- Document passage:
_ _ _

National Institute for Literacy
 

[Assessment 454] Poverty, Race, & Literacy Guest next week

Marie Cora marie.cora at hotspurpartners.com
Thu Aug 3 09:40:32 EDT 2006


Dear colleagues, the following announcement is from Donna Brian,
Moderator of the Poverty, Race, and Literacy Discussion List.

Marie Cora
*******************************

Guest Discussion: Poverty, Race, & Literacy
Monday, August 7- Friday, August 11

Guest: Andy Nash- please see Andy's bio below

To participate, sign up for the list at
http://www.nifl.gov/mailman/listinfo/Povertyliteracy


Literacy Discussion List Colleagues,

Next week, Monday August 7 - Friday August 11, we have the great good
fortune to have as a guest on the Poverty, Race, & Literacy Discussion
List Andy Nash, Staff Development Specialist at the New England Literacy
Resource Center at World Education. As you can see from her bio below,
Andy has experience in lots of different adult education literacy areas,
but her overarching concern has been relating literacy to social justice
and advocacy for participation in our democracy.

_ _ _

- Dataset content:
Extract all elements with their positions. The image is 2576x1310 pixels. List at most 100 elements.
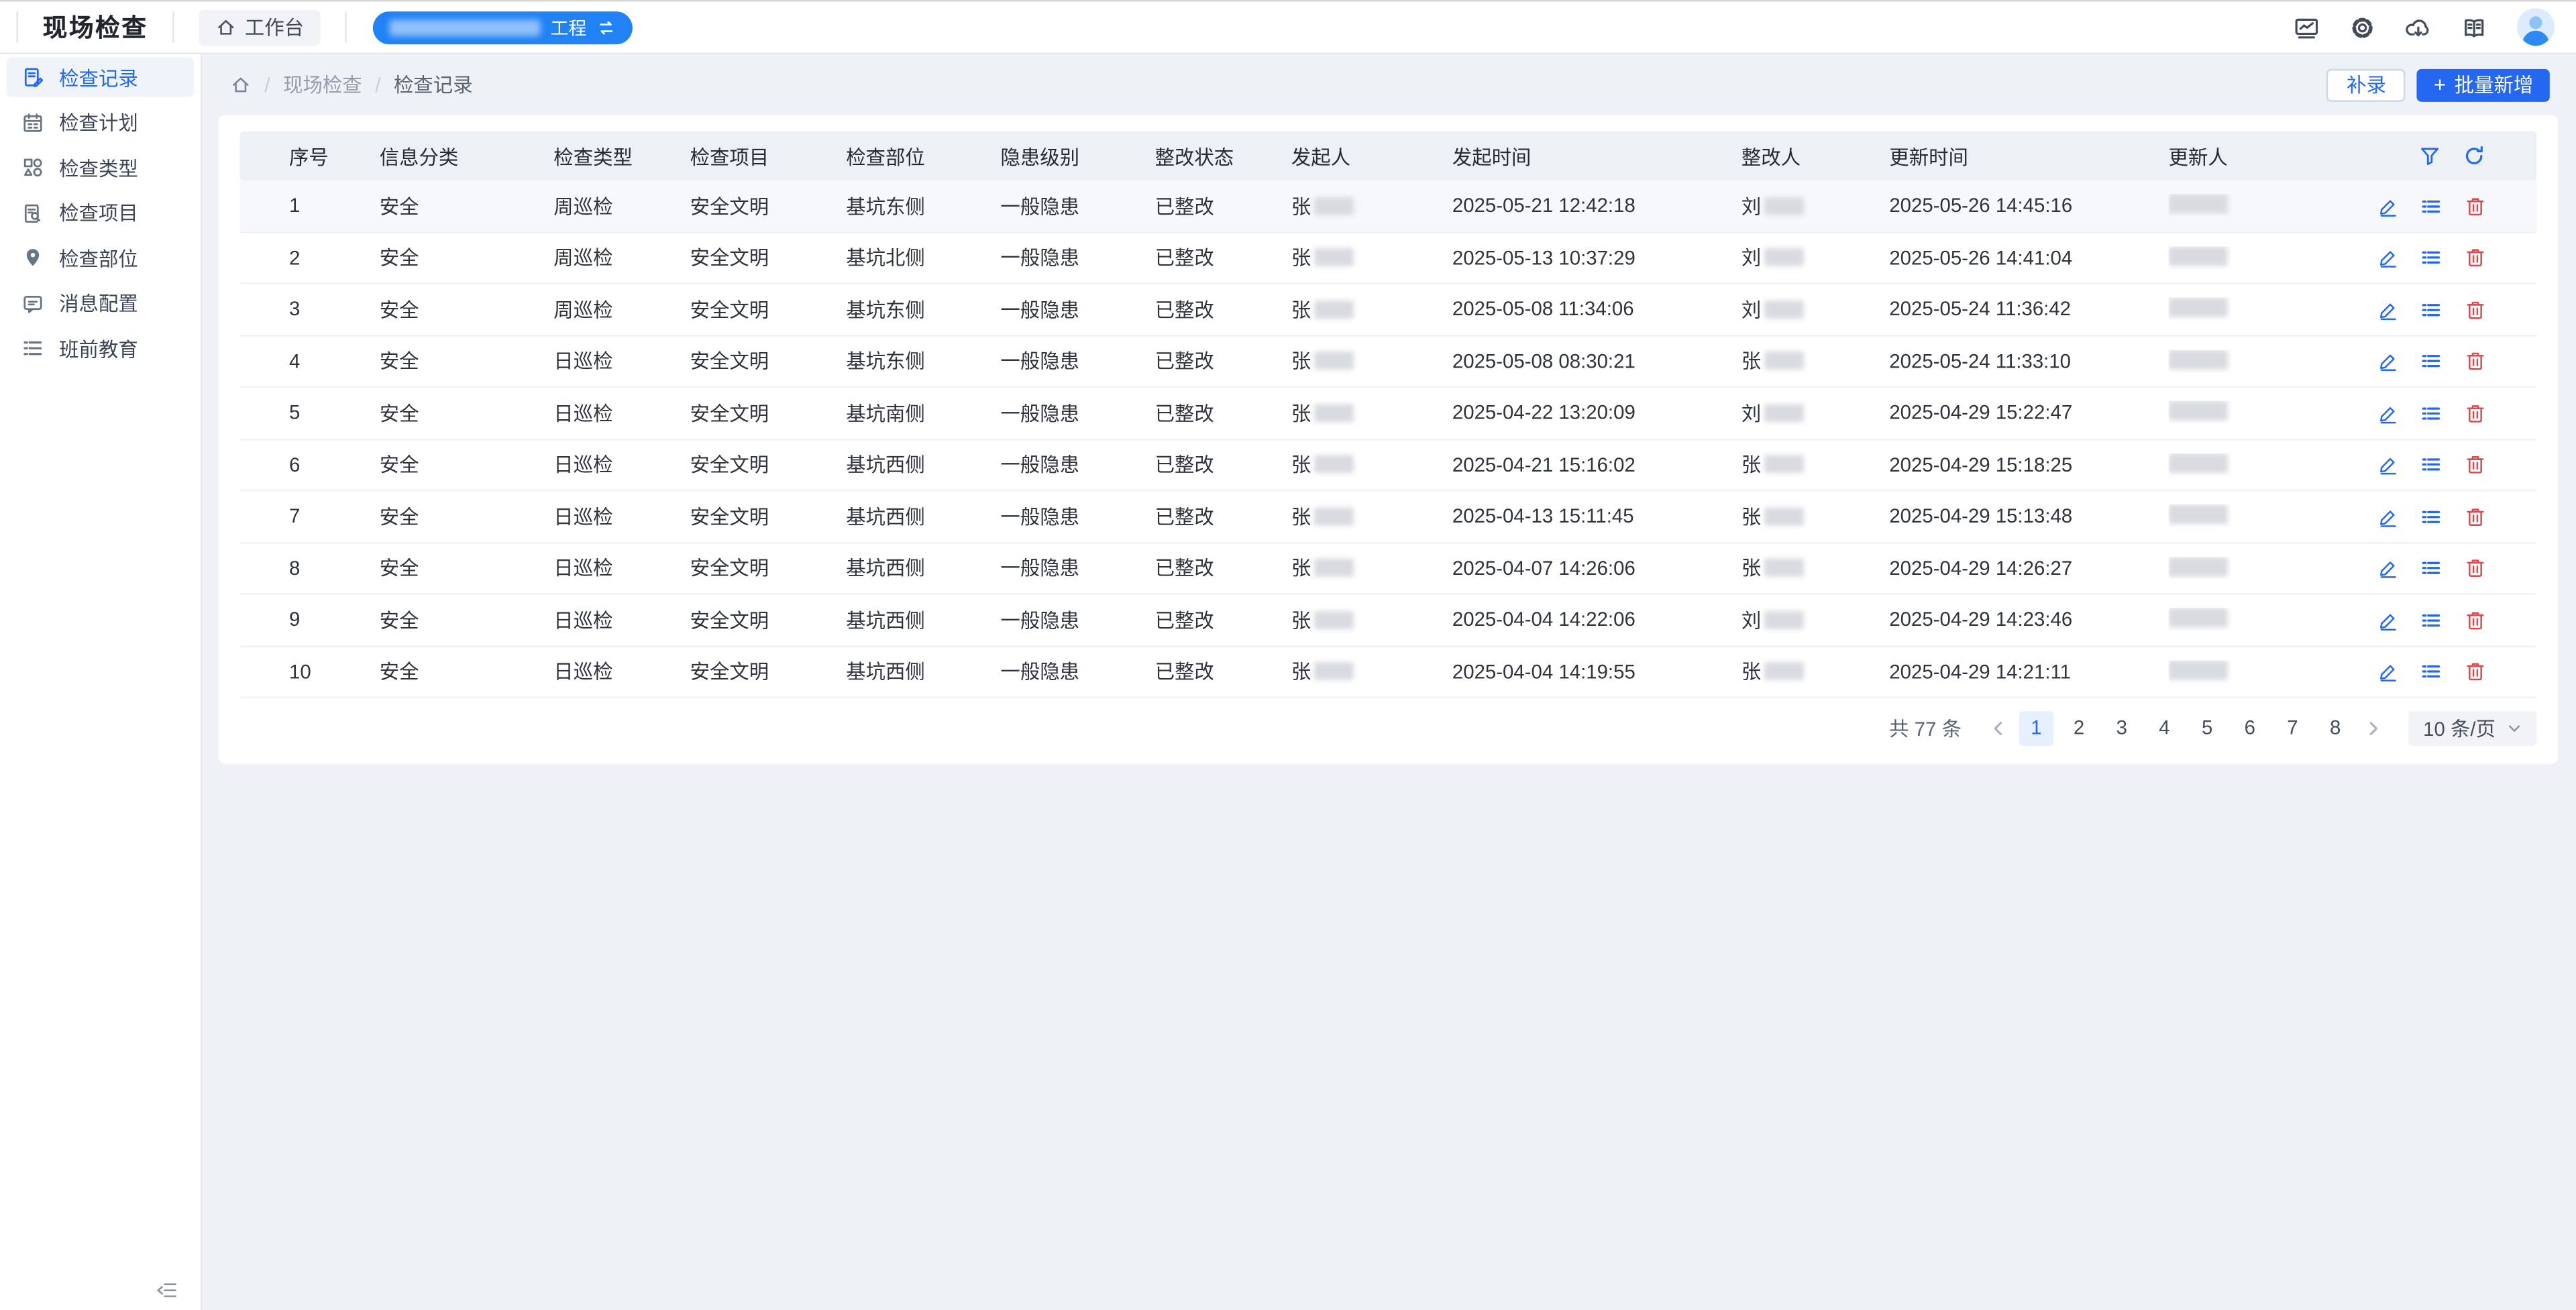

_ _ _

- Actions to take:
(A) Please reproduce the discussion list announcement word for word, everything from "Next week, Monday" down to "in our democracy.".
(B) Carry on with the discussion list announcement from the point where it stops.

- Outputs:
(A)
Next week, Monday August 7 - Friday August 11, we have the great good
fortune to have as a guest on the Poverty, Race, & Literacy Discussion
List Andy Nash, Staff Development Specialist at the New England Literacy
Resource Center at World Education. As you can see from her bio below,
Andy has experience in lots of different adult education literacy areas,
but her overarching concern has been relating literacy to social justice
and advocacy for participation in our democracy.

(B)
Andy introduces this discussion by asking *us* some questions (see
paragraph 2 below). She intends to learn from us as we learn from her.

Please read her bio and look up The Change Agent (
<http://www.nelrc.org/changeagent> www.nelrc.org/changeagent) and, if
you would like to participate in the discussion, join the list at
<http://www.nifl.gov/mailman/listinfo/Povertyliteracy> and be ready
starting Monday to participate in a lively discussion about literacy and
social justice issues!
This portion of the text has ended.